[Data excerpts]
»»
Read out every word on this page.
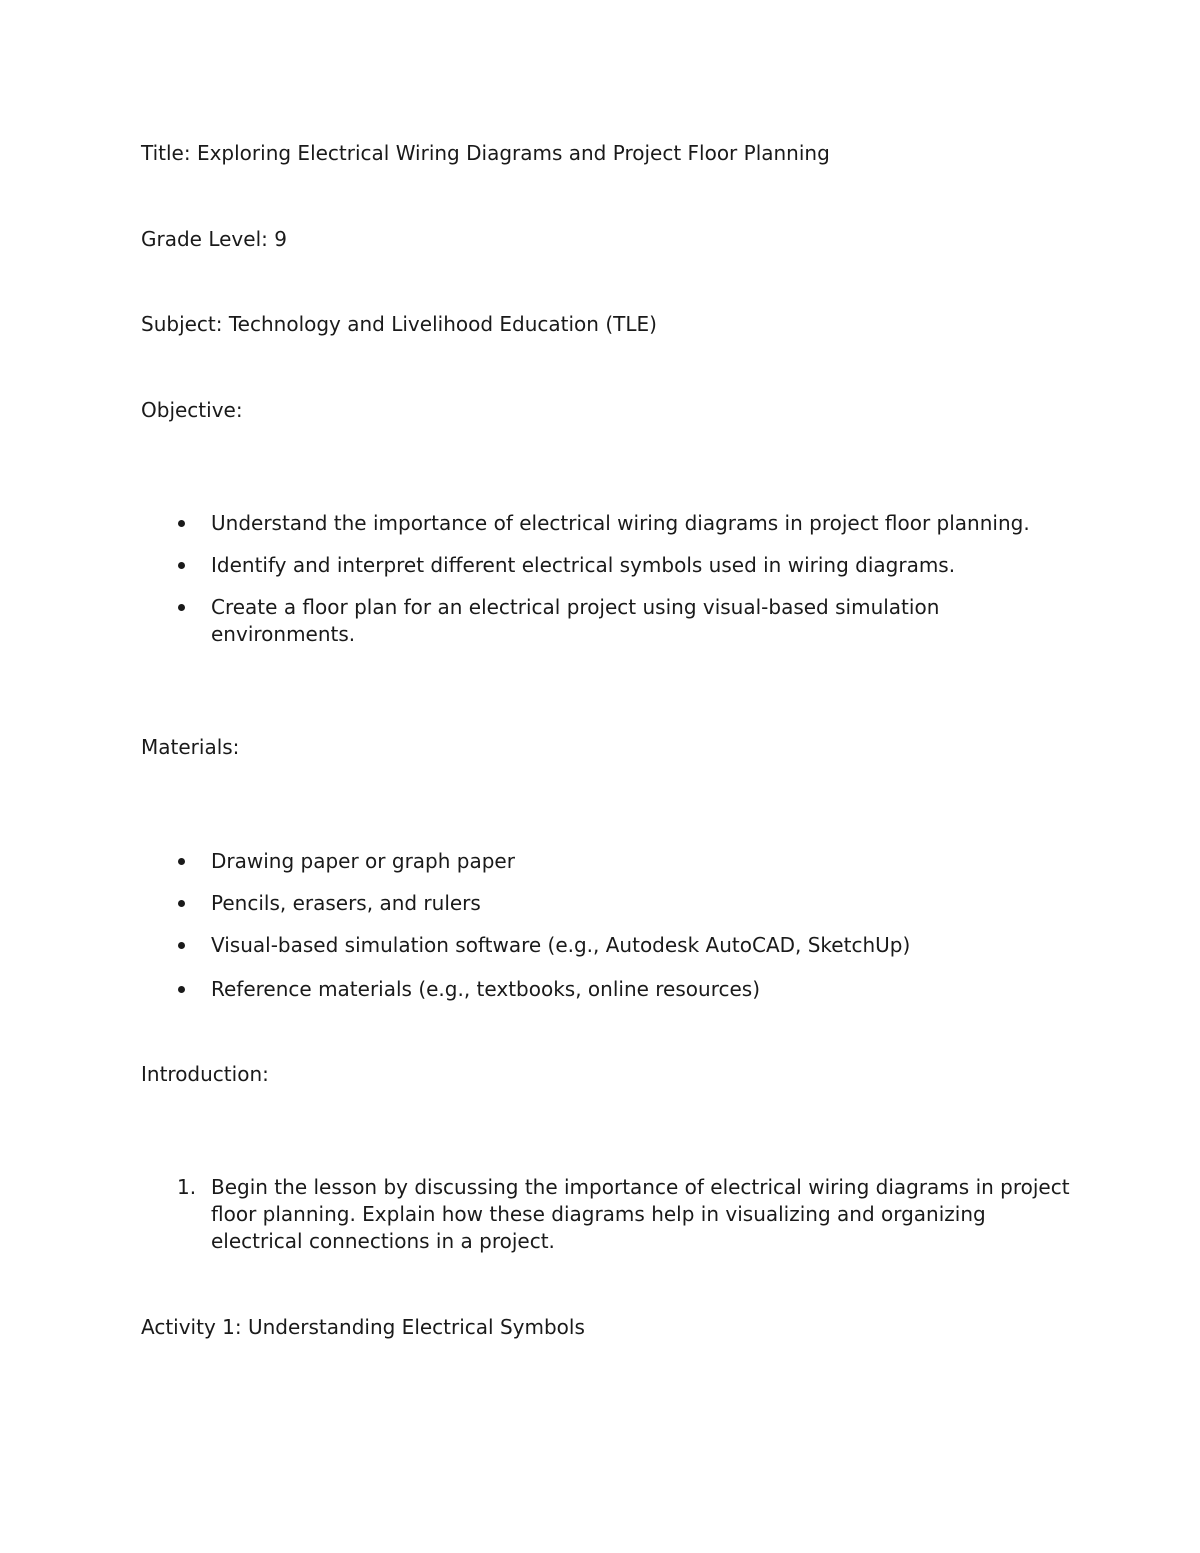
Title: Exploring Electrical Wiring Diagrams and Project Floor Planning

Grade Level: 9

Subject: Technology and Livelihood Education (TLE)

Objective:

Understand the importance of electrical wiring diagrams in project floor planning.
Identify and interpret different electrical symbols used in wiring diagrams.
Create a floor plan for an electrical project using visual-based simulation environments.

Materials:

Drawing paper or graph paper
Pencils, erasers, and rulers
Visual-based simulation software (e.g., Autodesk AutoCAD, SketchUp)
Reference materials (e.g., textbooks, online resources)

Introduction:

1. Begin the lesson by discussing the importance of electrical wiring diagrams in project floor planning. Explain how these diagrams help in visualizing and organizing electrical connections in a project.

Activity 1: Understanding Electrical Symbols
««
### Exercise
Take every line containing the word "simulation" and copy it.

### Complete response
Create a floor plan for an electrical project using visual-based simulation environments.
Visual-based simulation software (e.g., Autodesk AutoCAD, SketchUp)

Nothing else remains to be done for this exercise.